[ASSIGNED TASK]: Count every line in the following entries that holds the word "title". Only the number should be given.
--- START ---
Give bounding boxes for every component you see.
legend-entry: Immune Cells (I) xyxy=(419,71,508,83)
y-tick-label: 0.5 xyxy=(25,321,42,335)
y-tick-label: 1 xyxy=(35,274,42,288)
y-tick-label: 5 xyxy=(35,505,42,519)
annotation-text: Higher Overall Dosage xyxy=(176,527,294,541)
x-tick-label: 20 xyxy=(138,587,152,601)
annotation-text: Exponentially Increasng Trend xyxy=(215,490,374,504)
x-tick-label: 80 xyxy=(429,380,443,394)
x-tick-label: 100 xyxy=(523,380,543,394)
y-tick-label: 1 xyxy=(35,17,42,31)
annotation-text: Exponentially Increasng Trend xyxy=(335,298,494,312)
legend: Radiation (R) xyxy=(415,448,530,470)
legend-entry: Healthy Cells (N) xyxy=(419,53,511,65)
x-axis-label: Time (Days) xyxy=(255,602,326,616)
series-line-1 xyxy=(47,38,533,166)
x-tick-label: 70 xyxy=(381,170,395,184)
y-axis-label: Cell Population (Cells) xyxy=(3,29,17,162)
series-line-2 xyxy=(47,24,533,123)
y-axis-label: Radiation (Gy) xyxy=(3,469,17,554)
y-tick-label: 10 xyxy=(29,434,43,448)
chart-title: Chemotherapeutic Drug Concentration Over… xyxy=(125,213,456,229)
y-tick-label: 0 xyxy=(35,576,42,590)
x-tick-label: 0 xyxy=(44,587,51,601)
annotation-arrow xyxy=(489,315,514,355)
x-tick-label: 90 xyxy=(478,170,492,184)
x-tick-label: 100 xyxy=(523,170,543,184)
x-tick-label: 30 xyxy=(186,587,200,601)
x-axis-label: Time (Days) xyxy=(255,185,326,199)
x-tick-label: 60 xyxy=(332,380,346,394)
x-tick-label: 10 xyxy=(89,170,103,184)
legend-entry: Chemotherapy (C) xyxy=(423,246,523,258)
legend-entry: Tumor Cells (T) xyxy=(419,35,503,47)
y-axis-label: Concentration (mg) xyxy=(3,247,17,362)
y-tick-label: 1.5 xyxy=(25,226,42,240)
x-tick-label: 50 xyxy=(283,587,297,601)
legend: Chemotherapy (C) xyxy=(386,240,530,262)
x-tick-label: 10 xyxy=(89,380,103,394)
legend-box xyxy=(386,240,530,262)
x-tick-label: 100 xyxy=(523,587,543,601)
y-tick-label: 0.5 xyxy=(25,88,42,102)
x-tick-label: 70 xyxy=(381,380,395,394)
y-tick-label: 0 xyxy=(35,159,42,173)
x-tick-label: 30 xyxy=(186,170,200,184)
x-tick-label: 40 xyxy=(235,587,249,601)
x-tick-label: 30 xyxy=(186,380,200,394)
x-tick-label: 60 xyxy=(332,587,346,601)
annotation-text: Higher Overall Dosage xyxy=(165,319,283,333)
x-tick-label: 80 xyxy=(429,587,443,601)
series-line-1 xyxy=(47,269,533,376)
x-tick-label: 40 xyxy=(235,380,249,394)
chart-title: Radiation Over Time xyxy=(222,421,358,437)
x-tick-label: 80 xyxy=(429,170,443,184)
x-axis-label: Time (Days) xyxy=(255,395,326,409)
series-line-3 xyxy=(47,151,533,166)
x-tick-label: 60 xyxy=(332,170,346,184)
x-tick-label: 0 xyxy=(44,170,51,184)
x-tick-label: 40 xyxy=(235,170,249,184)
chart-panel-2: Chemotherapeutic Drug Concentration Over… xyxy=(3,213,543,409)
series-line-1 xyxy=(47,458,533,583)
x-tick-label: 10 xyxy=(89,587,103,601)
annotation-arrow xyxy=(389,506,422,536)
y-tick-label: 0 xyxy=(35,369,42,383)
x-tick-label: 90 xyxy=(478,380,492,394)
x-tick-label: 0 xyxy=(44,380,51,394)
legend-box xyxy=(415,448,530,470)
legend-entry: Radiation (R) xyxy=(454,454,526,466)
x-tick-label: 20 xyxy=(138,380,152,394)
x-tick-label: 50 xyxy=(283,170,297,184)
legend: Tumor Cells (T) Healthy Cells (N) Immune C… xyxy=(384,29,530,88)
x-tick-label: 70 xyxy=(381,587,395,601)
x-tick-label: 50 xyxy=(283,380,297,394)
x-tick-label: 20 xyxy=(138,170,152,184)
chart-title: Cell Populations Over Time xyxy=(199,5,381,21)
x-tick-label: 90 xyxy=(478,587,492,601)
--- END ---
[RESULT BELOW]: 3